BEGIN
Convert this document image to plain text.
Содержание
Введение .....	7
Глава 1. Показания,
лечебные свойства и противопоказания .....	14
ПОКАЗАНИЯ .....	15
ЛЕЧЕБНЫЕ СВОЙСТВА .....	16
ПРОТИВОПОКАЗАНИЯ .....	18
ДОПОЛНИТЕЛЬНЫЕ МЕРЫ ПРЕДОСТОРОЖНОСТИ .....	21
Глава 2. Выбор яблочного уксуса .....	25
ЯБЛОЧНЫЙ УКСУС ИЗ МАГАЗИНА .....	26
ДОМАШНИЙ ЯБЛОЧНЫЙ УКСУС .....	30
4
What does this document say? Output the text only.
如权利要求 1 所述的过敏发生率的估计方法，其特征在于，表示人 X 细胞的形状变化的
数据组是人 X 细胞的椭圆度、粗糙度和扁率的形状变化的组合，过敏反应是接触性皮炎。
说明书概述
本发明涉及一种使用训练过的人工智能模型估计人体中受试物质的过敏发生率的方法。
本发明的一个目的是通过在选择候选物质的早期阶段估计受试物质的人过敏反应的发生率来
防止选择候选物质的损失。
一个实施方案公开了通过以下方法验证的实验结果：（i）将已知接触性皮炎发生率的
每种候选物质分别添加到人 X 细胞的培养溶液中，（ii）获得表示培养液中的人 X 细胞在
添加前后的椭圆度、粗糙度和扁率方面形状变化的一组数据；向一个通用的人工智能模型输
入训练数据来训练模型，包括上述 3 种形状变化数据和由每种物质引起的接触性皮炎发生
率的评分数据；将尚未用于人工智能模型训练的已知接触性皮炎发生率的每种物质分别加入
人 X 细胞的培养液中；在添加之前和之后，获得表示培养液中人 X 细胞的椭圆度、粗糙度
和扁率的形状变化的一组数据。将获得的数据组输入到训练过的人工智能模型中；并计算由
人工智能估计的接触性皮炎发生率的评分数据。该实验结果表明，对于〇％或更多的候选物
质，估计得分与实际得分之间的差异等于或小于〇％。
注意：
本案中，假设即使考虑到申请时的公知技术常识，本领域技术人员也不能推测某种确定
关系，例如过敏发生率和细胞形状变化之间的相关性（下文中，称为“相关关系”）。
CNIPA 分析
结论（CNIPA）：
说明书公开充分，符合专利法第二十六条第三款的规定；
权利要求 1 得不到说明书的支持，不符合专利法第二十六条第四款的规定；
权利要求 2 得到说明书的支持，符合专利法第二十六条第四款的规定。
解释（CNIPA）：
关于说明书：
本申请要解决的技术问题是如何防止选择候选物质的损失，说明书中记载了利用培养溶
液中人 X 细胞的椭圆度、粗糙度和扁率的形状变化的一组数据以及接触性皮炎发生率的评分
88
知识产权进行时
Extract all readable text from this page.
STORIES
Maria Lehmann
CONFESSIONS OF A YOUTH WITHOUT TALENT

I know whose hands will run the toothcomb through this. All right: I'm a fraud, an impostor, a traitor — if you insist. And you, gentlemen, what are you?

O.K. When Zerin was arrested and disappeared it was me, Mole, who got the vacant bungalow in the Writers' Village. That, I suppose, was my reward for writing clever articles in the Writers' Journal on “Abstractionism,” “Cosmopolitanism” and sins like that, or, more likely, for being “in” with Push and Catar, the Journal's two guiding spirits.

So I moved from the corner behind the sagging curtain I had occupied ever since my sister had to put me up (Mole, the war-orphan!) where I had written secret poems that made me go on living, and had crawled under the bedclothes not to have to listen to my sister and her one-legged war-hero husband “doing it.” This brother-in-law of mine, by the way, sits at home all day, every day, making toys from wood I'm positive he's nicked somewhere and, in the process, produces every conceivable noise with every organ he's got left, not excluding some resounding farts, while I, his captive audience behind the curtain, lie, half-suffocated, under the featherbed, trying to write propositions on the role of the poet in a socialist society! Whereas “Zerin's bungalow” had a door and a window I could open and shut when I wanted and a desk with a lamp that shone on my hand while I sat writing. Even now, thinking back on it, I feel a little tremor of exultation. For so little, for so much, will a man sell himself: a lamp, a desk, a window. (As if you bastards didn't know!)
END
Exercise instructions →
Print the complete listing again, exactly as it stands.

Result for this task →
Convert this document image to plain text.
Содержание
Введение .....	7
Глава 1. Показания,
лечебные свойства и противопоказания .....	14
ПОКАЗАНИЯ .....	15
ЛЕЧЕБНЫЕ СВОЙСТВА .....	16
ПРОТИВОПОКАЗАНИЯ .....	18
ДОПОЛНИТЕЛЬНЫЕ МЕРЫ ПРЕДОСТОРОЖНОСТИ .....	21
Глава 2. Выбор яблочного уксуса .....	25
ЯБЛОЧНЫЙ УКСУС ИЗ МАГАЗИНА .....	26
ДОМАШНИЙ ЯБЛОЧНЫЙ УКСУС .....	30
4
What does this document say? Output the text only.
如权利要求 1 所述的过敏发生率的估计方法，其特征在于，表示人 X 细胞的形状变化的
数据组是人 X 细胞的椭圆度、粗糙度和扁率的形状变化的组合，过敏反应是接触性皮炎。
说明书概述
本发明涉及一种使用训练过的人工智能模型估计人体中受试物质的过敏发生率的方法。
本发明的一个目的是通过在选择候选物质的早期阶段估计受试物质的人过敏反应的发生率来
防止选择候选物质的损失。
一个实施方案公开了通过以下方法验证的实验结果：（i）将已知接触性皮炎发生率的
每种候选物质分别添加到人 X 细胞的培养溶液中，（ii）获得表示培养液中的人 X 细胞在
添加前后的椭圆度、粗糙度和扁率方面形状变化的一组数据；向一个通用的人工智能模型输
入训练数据来训练模型，包括上述 3 种形状变化数据和由每种物质引起的接触性皮炎发生
率的评分数据；将尚未用于人工智能模型训练的已知接触性皮炎发生率的每种物质分别加入
人 X 细胞的培养液中；在添加之前和之后，获得表示培养液中人 X 细胞的椭圆度、粗糙度
和扁率的形状变化的一组数据。将获得的数据组输入到训练过的人工智能模型中；并计算由
人工智能估计的接触性皮炎发生率的评分数据。该实验结果表明，对于〇％或更多的候选物
质，估计得分与实际得分之间的差异等于或小于〇％。
注意：
本案中，假设即使考虑到申请时的公知技术常识，本领域技术人员也不能推测某种确定
关系，例如过敏发生率和细胞形状变化之间的相关性（下文中，称为“相关关系”）。
CNIPA 分析
结论（CNIPA）：
说明书公开充分，符合专利法第二十六条第三款的规定；
权利要求 1 得不到说明书的支持，不符合专利法第二十六条第四款的规定；
权利要求 2 得到说明书的支持，符合专利法第二十六条第四款的规定。
解释（CNIPA）：
关于说明书：
本申请要解决的技术问题是如何防止选择候选物质的损失，说明书中记载了利用培养溶
液中人 X 细胞的椭圆度、粗糙度和扁率的形状变化的一组数据以及接触性皮炎发生率的评分
88
知识产权进行时
Extract all readable text from this page.
STORIES
Maria Lehmann
CONFESSIONS OF A YOUTH WITHOUT TALENT

I know whose hands will run the toothcomb through this. All right: I'm a fraud, an impostor, a traitor — if you insist. And you, gentlemen, what are you?

O.K. When Zerin was arrested and disappeared it was me, Mole, who got the vacant bungalow in the Writers' Village. That, I suppose, was my reward for writing clever articles in the Writers' Journal on “Abstractionism,” “Cosmopolitanism” and sins like that, or, more likely, for being “in” with Push and Catar, the Journal's two guiding spirits.

So I moved from the corner behind the sagging curtain I had occupied ever since my sister had to put me up (Mole, the war-orphan!) where I had written secret poems that made me go on living, and had crawled under the bedclothes not to have to listen to my sister and her one-legged war-hero husband “doing it.” This brother-in-law of mine, by the way, sits at home all day, every day, making toys from wood I'm positive he's nicked somewhere and, in the process, produces every conceivable noise with every organ he's got left, not excluding some resounding farts, while I, his captive audience behind the curtain, lie, half-suffocated, under the featherbed, trying to write propositions on the role of the poet in a socialist society! Whereas “Zerin's bungalow” had a door and a window I could open and shut when I wanted and a desk with a lamp that shone on my hand while I sat writing. Even now, thinking back on it, I feel a little tremor of exultation. For so little, for so much, will a man sell himself: a lamp, a desk, a window. (As if you bastards didn't know!)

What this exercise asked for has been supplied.